Task requirements:
Transcribe all of the material exactly.

The input:
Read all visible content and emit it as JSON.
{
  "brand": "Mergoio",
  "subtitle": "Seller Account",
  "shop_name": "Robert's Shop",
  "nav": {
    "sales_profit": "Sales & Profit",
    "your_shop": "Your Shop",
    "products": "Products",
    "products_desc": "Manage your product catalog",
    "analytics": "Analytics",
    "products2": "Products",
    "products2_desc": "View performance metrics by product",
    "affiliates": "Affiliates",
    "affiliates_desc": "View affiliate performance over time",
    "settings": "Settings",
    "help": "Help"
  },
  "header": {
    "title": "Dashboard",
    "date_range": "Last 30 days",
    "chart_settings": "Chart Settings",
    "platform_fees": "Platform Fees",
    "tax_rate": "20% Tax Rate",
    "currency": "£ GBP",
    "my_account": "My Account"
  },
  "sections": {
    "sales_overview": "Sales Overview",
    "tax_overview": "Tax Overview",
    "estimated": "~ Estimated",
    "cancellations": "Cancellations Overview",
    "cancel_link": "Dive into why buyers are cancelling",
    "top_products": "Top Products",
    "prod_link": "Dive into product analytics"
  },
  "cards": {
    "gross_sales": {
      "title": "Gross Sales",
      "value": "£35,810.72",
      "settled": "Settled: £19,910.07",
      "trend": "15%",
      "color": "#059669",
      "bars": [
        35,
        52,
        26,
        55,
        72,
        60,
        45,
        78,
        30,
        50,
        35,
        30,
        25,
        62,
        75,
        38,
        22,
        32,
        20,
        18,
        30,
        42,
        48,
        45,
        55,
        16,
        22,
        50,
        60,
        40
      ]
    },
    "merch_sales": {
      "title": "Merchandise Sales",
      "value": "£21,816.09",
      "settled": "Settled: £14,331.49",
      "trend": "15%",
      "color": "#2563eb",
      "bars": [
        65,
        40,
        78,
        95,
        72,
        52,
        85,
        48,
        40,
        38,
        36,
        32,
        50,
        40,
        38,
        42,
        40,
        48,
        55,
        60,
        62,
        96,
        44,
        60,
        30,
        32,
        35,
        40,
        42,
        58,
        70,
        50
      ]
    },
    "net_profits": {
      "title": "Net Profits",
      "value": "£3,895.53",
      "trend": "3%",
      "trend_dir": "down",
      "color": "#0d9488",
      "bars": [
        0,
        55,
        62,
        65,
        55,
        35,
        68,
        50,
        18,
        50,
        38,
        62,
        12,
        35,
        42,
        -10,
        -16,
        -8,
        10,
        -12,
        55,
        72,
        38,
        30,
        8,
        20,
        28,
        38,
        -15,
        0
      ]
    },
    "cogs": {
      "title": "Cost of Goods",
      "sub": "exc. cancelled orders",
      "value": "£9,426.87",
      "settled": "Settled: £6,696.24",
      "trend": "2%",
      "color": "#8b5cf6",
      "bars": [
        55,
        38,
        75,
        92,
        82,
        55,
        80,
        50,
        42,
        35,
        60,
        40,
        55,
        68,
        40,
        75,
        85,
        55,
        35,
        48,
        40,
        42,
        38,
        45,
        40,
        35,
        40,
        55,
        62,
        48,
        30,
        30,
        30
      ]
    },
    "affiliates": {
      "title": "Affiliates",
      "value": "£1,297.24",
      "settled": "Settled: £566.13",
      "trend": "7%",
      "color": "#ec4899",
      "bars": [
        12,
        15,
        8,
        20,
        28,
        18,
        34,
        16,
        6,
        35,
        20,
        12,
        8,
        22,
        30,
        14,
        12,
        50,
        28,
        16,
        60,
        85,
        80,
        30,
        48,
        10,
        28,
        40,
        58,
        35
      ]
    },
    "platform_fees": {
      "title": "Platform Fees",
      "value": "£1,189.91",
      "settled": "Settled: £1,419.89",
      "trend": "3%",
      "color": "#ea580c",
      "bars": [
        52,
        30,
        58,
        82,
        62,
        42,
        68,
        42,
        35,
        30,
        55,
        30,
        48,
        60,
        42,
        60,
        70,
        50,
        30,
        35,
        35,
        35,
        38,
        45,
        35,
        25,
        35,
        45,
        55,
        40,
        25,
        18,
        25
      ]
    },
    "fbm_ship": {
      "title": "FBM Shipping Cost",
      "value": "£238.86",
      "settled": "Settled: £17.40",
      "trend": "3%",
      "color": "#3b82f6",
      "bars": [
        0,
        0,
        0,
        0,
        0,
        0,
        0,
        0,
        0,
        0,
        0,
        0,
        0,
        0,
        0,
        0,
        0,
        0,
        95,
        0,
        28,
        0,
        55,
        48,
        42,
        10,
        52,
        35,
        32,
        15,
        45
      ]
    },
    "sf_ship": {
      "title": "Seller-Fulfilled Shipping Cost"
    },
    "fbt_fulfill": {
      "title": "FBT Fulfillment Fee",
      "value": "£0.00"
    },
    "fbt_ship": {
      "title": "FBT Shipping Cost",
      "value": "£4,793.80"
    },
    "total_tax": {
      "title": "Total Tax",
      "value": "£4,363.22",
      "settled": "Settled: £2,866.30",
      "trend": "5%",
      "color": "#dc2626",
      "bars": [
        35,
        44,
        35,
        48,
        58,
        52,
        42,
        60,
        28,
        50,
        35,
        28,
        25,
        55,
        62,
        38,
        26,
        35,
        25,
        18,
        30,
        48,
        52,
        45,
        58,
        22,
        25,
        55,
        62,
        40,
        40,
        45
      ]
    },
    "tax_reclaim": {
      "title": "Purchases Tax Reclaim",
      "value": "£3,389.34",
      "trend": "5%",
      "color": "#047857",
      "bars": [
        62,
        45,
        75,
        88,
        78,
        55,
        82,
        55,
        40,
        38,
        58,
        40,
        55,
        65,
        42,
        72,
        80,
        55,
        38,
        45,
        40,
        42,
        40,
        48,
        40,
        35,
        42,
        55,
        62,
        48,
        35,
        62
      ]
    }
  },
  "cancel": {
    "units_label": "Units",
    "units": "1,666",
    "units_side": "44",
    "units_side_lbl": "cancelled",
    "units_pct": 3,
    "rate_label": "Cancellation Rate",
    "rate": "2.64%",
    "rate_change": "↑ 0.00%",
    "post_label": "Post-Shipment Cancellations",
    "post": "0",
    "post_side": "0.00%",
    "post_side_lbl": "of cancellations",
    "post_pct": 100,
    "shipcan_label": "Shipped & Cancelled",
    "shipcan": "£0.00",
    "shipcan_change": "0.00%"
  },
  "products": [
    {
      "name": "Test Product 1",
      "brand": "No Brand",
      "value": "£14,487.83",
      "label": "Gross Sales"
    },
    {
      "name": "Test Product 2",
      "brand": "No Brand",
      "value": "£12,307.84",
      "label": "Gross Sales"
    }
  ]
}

Exercise answer:
Read all visible content and emit it as JSON.
{
  "brand": "Mergoio",
  "subtitle": "Seller Account",
  "shop_name": "Robert's Shop",
  "nav": {
    "sales_profit": "Sales & Profit",
    "your_shop": "Your Shop",
    "products": "Products",
    "products_desc": "Manage your product catalog",
    "analytics": "Analytics",
    "products2": "Products",
    "products2_desc": "View performance metrics by product",
    "affiliates": "Affiliates",
    "affiliates_desc": "View affiliate performance over time",
    "settings": "Settings",
    "help": "Help"
  },
  "header": {
    "title": "Dashboard",
    "date_range": "Last 30 days",
    "chart_settings": "Chart Settings",
    "platform_fees": "Platform Fees",
    "tax_rate": "20% Tax Rate",
    "currency": "£ GBP",
    "my_account": "My Account"
  },
  "sections": {
    "sales_overview": "Sales Overview",
    "tax_overview": "Tax Overview",
    "estimated": "~ Estimated",
    "cancellations": "Cancellations Overview",
    "cancel_link": "Dive into why buyers are cancelling",
    "top_products": "Top Products",
    "prod_link": "Dive into product analytics"
  },
  "cards": {
    "gross_sales": {
      "title": "Gross Sales",
      "value": "£35,810.72",
      "settled": "Settled: £19,910.07",
      "trend": "15%",
      "color": "#059669",
      "bars": [
        35,
        52,
        26,
        55,
        72,
        60,
        45,
        78,
        30,
        50,
        35,
        30,
        25,
        62,
        75,
        38,
        22,
        32,
        20,
        18,
        30,
        42,
        48,
        45,
        55,
        16,
        22,
        50,
        60,
        40
      ]
    },
    "merch_sales": {
      "title": "Merchandise Sales",
      "value": "£21,816.09",
      "settled": "Settled: £14,331.49",
      "trend": "15%",
      "color": "#2563eb",
      "bars": [
        65,
        40,
        78,
        95,
        72,
        52,
        85,
        48,
        40,
        38,
        36,
        32,
        50,
        40,
        38,
        42,
        40,
        48,
        55,
        60,
        62,
        96,
        44,
        60,
        30,
        32,
        35,
        40,
        42,
        58,
        70,
        50
      ]
    },
    "net_profits": {
      "title": "Net Profits",
      "value": "£3,895.53",
      "trend": "3%",
      "trend_dir": "down",
      "color": "#0d9488",
      "bars": [
        0,
        55,
        62,
        65,
        55,
        35,
        68,
        50,
        18,
        50,
        38,
        62,
        12,
        35,
        42,
        -10,
        -16,
        -8,
        10,
        -12,
        55,
        72,
        38,
        30,
        8,
        20,
        28,
        38,
        -15,
        0
      ]
    },
    "cogs": {
      "title": "Cost of Goods",
      "sub": "exc. cancelled orders",
      "value": "£9,426.87",
      "settled": "Settled: £6,696.24",
      "trend": "2%",
      "color": "#8b5cf6",
      "bars": [
        55,
        38,
        75,
        92,
        82,
        55,
        80,
        50,
        42,
        35,
        60,
        40,
        55,
        68,
        40,
        75,
        85,
        55,
        35,
        48,
        40,
        42,
        38,
        45,
        40,
        35,
        40,
        55,
        62,
        48,
        30,
        30,
        30
      ]
    },
    "affiliates": {
      "title": "Affiliates",
      "value": "£1,297.24",
      "settled": "Settled: £566.13",
      "trend": "7%",
      "color": "#ec4899",
      "bars": [
        12,
        15,
        8,
        20,
        28,
        18,
        34,
        16,
        6,
        35,
        20,
        12,
        8,
        22,
        30,
        14,
        12,
        50,
        28,
        16,
        60,
        85,
        80,
        30,
        48,
        10,
        28,
        40,
        58,
        35
      ]
    },
    "platform_fees": {
      "title": "Platform Fees",
      "value": "£1,189.91",
      "settled": "Settled: £1,419.89",
      "trend": "3%",
      "color": "#ea580c",
      "bars": [
        52,
        30,
        58,
        82,
        62,
        42,
        68,
        42,
        35,
        30,
        55,
        30,
        48,
        60,
        42,
        60,
        70,
        50,
        30,
        35,
        35,
        35,
        38,
        45,
        35,
        25,
        35,
        45,
        55,
        40,
        25,
        18,
        25
      ]
    },
    "fbm_ship": {
      "title": "FBM Shipping Cost",
      "value": "£238.86",
      "settled": "Settled: £17.40",
      "trend": "3%",
      "color": "#3b82f6",
      "bars": [
        0,
        0,
        0,
        0,
        0,
        0,
        0,
        0,
        0,
        0,
        0,
        0,
        0,
        0,
        0,
        0,
        0,
        0,
        95,
        0,
        28,
        0,
        55,
        48,
        42,
        10,
        52,
        35,
        32,
        15,
        45
      ]
    },
    "sf_ship": {
      "title": "Seller-Fulfilled Shipping Cost"
    },
    "fbt_fulfill": {
      "title": "FBT Fulfillment Fee",
      "value": "£0.00"
    },
    "fbt_ship": {
      "title": "FBT Shipping Cost",
      "value": "£4,793.80"
    },
    "total_tax": {
      "title": "Total Tax",
      "value": "£4,363.22",
      "settled": "Settled: £2,866.30",
      "trend": "5%",
      "color": "#dc2626",
      "bars": [
        35,
        44,
        35,
        48,
        58,
        52,
        42,
        60,
        28,
        50,
        35,
        28,
        25,
        55,
        62,
        38,
        26,
        35,
        25,
        18,
        30,
        48,
        52,
        45,
        58,
        22,
        25,
        55,
        62,
        40,
        40,
        45
      ]
    },
    "tax_reclaim": {
      "title": "Purchases Tax Reclaim",
      "value": "£3,389.34",
      "trend": "5%",
      "color": "#047857",
      "bars": [
        62,
        45,
        75,
        88,
        78,
        55,
        82,
        55,
        40,
        38,
        58,
        40,
        55,
        65,
        42,
        72,
        80,
        55,
        38,
        45,
        40,
        42,
        40,
        48,
        40,
        35,
        42,
        55,
        62,
        48,
        35,
        62
      ]
    }
  },
  "cancel": {
    "units_label": "Units",
    "units": "1,666",
    "units_side": "44",
    "units_side_lbl": "cancelled",
    "units_pct": 3,
    "rate_label": "Cancellation Rate",
    "rate": "2.64%",
    "rate_change": "↑ 0.00%",
    "post_label": "Post-Shipment Cancellations",
    "post": "0",
    "post_side": "0.00%",
    "post_side_lbl": "of cancellations",
    "post_pct": 100,
    "shipcan_label": "Shipped & Cancelled",
    "shipcan": "£0.00",
    "shipcan_change": "0.00%"
  },
  "products": [
    {
      "name": "Test Product 1",
      "brand": "No Brand",
      "value": "£14,487.83",
      "label": "Gross Sales"
    },
    {
      "name": "Test Product 2",
      "brand": "No Brand",
      "value": "£12,307.84",
      "label": "Gross Sales"
    }
  ]
}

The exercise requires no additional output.